PROBLEM.
Print out each entry below exactly, please.

Data records
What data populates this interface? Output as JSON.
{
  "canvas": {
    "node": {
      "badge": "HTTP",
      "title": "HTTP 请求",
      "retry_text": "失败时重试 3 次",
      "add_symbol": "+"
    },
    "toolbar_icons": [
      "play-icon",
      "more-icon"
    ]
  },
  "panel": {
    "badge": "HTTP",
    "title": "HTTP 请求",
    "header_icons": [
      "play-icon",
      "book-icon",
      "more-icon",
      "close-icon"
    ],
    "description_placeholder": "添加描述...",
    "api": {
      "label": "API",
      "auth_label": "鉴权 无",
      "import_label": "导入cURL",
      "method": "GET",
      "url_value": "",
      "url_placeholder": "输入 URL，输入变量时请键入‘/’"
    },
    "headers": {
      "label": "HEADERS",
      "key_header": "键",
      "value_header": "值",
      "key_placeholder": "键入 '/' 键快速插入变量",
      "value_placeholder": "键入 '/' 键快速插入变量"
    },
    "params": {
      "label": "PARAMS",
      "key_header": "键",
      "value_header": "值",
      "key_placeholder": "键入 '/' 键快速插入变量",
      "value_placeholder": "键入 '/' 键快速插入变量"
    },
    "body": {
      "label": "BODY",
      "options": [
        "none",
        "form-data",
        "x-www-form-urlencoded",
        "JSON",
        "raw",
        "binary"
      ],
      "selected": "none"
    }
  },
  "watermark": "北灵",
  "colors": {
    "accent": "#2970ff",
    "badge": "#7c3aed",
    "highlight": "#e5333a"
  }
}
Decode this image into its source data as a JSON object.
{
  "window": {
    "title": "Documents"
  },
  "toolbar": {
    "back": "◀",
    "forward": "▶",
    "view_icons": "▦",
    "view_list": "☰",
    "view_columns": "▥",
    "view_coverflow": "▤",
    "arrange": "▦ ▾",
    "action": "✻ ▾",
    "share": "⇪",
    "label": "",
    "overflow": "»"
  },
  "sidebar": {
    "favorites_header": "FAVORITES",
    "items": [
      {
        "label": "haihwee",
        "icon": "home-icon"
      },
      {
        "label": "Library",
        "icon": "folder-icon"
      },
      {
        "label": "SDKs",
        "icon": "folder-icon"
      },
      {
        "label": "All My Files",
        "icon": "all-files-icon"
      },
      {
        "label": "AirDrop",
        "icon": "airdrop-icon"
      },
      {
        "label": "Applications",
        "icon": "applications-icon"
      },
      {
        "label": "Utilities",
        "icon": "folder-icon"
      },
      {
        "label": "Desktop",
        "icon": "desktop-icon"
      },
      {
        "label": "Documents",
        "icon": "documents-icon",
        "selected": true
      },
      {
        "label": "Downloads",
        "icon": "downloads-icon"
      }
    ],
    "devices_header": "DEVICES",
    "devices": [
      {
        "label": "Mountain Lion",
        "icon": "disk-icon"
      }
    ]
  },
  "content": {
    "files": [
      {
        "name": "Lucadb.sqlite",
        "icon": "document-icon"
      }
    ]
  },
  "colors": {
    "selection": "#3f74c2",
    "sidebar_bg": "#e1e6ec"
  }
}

ANSWER TO THIS EXERCISE.
What data populates this interface? Output as JSON.
{
  "canvas": {
    "node": {
      "badge": "HTTP",
      "title": "HTTP 请求",
      "retry_text": "失败时重试 3 次",
      "add_symbol": "+"
    },
    "toolbar_icons": [
      "play-icon",
      "more-icon"
    ]
  },
  "panel": {
    "badge": "HTTP",
    "title": "HTTP 请求",
    "header_icons": [
      "play-icon",
      "book-icon",
      "more-icon",
      "close-icon"
    ],
    "description_placeholder": "添加描述...",
    "api": {
      "label": "API",
      "auth_label": "鉴权 无",
      "import_label": "导入cURL",
      "method": "GET",
      "url_value": "",
      "url_placeholder": "输入 URL，输入变量时请键入‘/’"
    },
    "headers": {
      "label": "HEADERS",
      "key_header": "键",
      "value_header": "值",
      "key_placeholder": "键入 '/' 键快速插入变量",
      "value_placeholder": "键入 '/' 键快速插入变量"
    },
    "params": {
      "label": "PARAMS",
      "key_header": "键",
      "value_header": "值",
      "key_placeholder": "键入 '/' 键快速插入变量",
      "value_placeholder": "键入 '/' 键快速插入变量"
    },
    "body": {
      "label": "BODY",
      "options": [
        "none",
        "form-data",
        "x-www-form-urlencoded",
        "JSON",
        "raw",
        "binary"
      ],
      "selected": "none"
    }
  },
  "watermark": "北灵",
  "colors": {
    "accent": "#2970ff",
    "badge": "#7c3aed",
    "highlight": "#e5333a"
  }
}
Decode this image into its source data as a JSON object.
{
  "window": {
    "title": "Documents"
  },
  "toolbar": {
    "back": "◀",
    "forward": "▶",
    "view_icons": "▦",
    "view_list": "☰",
    "view_columns": "▥",
    "view_coverflow": "▤",
    "arrange": "▦ ▾",
    "action": "✻ ▾",
    "share": "⇪",
    "label": "",
    "overflow": "»"
  },
  "sidebar": {
    "favorites_header": "FAVORITES",
    "items": [
      {
        "label": "haihwee",
        "icon": "home-icon"
      },
      {
        "label": "Library",
        "icon": "folder-icon"
      },
      {
        "label": "SDKs",
        "icon": "folder-icon"
      },
      {
        "label": "All My Files",
        "icon": "all-files-icon"
      },
      {
        "label": "AirDrop",
        "icon": "airdrop-icon"
      },
      {
        "label": "Applications",
        "icon": "applications-icon"
      },
      {
        "label": "Utilities",
        "icon": "folder-icon"
      },
      {
        "label": "Desktop",
        "icon": "desktop-icon"
      },
      {
        "label": "Documents",
        "icon": "documents-icon",
        "selected": true
      },
      {
        "label": "Downloads",
        "icon": "downloads-icon"
      }
    ],
    "devices_header": "DEVICES",
    "devices": [
      {
        "label": "Mountain Lion",
        "icon": "disk-icon"
      }
    ]
  },
  "content": {
    "files": [
      {
        "name": "Lucadb.sqlite",
        "icon": "document-icon"
      }
    ]
  },
  "colors": {
    "selection": "#3f74c2",
    "sidebar_bg": "#e1e6ec"
  }
}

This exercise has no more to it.